--- DATA PROVIDED ---

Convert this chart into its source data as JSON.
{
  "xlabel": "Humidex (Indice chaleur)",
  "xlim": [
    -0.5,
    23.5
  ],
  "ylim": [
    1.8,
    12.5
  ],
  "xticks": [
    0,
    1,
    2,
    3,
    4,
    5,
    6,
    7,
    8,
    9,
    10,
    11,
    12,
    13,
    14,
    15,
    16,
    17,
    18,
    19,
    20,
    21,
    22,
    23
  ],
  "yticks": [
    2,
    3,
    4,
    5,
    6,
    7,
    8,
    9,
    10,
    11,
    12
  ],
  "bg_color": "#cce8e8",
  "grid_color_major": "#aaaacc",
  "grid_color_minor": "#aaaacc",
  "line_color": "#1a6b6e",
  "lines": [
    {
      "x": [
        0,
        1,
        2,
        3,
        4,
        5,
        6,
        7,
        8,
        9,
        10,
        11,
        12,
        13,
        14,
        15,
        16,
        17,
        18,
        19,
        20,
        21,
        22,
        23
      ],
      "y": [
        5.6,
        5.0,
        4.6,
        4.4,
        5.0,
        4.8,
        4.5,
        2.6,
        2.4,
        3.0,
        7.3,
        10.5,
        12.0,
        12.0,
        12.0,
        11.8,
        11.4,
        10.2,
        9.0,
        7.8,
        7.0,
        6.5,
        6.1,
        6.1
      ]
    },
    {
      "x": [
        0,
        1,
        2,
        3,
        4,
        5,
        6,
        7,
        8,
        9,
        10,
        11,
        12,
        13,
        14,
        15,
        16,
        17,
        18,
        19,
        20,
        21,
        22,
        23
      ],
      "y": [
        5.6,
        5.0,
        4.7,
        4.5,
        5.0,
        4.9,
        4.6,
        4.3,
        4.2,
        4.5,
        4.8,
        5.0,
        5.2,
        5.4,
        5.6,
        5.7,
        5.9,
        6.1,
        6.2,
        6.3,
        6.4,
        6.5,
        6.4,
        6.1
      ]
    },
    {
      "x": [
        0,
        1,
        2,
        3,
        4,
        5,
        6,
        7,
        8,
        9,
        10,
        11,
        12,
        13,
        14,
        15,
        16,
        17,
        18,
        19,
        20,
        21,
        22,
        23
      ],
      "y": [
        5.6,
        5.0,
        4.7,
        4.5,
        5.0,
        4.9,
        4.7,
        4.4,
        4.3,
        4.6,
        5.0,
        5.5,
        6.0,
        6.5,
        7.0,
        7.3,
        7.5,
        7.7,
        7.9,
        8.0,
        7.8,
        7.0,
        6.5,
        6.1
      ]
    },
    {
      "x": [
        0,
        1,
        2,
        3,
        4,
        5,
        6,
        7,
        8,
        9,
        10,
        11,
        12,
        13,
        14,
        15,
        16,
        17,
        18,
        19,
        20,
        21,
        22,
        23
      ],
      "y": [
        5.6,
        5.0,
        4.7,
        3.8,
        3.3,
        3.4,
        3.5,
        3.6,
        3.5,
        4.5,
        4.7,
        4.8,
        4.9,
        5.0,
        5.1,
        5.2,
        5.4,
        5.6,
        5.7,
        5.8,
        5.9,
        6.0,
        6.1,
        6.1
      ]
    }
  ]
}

---

**EXERCISE OBJECTIVE**
Retype the listing. Match it exactly.

**REPLY**
Convert this chart into its source data as JSON.
{
  "xlabel": "Humidex (Indice chaleur)",
  "xlim": [
    -0.5,
    23.5
  ],
  "ylim": [
    1.8,
    12.5
  ],
  "xticks": [
    0,
    1,
    2,
    3,
    4,
    5,
    6,
    7,
    8,
    9,
    10,
    11,
    12,
    13,
    14,
    15,
    16,
    17,
    18,
    19,
    20,
    21,
    22,
    23
  ],
  "yticks": [
    2,
    3,
    4,
    5,
    6,
    7,
    8,
    9,
    10,
    11,
    12
  ],
  "bg_color": "#cce8e8",
  "grid_color_major": "#aaaacc",
  "grid_color_minor": "#aaaacc",
  "line_color": "#1a6b6e",
  "lines": [
    {
      "x": [
        0,
        1,
        2,
        3,
        4,
        5,
        6,
        7,
        8,
        9,
        10,
        11,
        12,
        13,
        14,
        15,
        16,
        17,
        18,
        19,
        20,
        21,
        22,
        23
      ],
      "y": [
        5.6,
        5.0,
        4.6,
        4.4,
        5.0,
        4.8,
        4.5,
        2.6,
        2.4,
        3.0,
        7.3,
        10.5,
        12.0,
        12.0,
        12.0,
        11.8,
        11.4,
        10.2,
        9.0,
        7.8,
        7.0,
        6.5,
        6.1,
        6.1
      ]
    },
    {
      "x": [
        0,
        1,
        2,
        3,
        4,
        5,
        6,
        7,
        8,
        9,
        10,
        11,
        12,
        13,
        14,
        15,
        16,
        17,
        18,
        19,
        20,
        21,
        22,
        23
      ],
      "y": [
        5.6,
        5.0,
        4.7,
        4.5,
        5.0,
        4.9,
        4.6,
        4.3,
        4.2,
        4.5,
        4.8,
        5.0,
        5.2,
        5.4,
        5.6,
        5.7,
        5.9,
        6.1,
        6.2,
        6.3,
        6.4,
        6.5,
        6.4,
        6.1
      ]
    },
    {
      "x": [
        0,
        1,
        2,
        3,
        4,
        5,
        6,
        7,
        8,
        9,
        10,
        11,
        12,
        13,
        14,
        15,
        16,
        17,
        18,
        19,
        20,
        21,
        22,
        23
      ],
      "y": [
        5.6,
        5.0,
        4.7,
        4.5,
        5.0,
        4.9,
        4.7,
        4.4,
        4.3,
        4.6,
        5.0,
        5.5,
        6.0,
        6.5,
        7.0,
        7.3,
        7.5,
        7.7,
        7.9,
        8.0,
        7.8,
        7.0,
        6.5,
        6.1
      ]
    },
    {
      "x": [
        0,
        1,
        2,
        3,
        4,
        5,
        6,
        7,
        8,
        9,
        10,
        11,
        12,
        13,
        14,
        15,
        16,
        17,
        18,
        19,
        20,
        21,
        22,
        23
      ],
      "y": [
        5.6,
        5.0,
        4.7,
        3.8,
        3.3,
        3.4,
        3.5,
        3.6,
        3.5,
        4.5,
        4.7,
        4.8,
        4.9,
        5.0,
        5.1,
        5.2,
        5.4,
        5.6,
        5.7,
        5.8,
        5.9,
        6.0,
        6.1,
        6.1
      ]
    }
  ]
}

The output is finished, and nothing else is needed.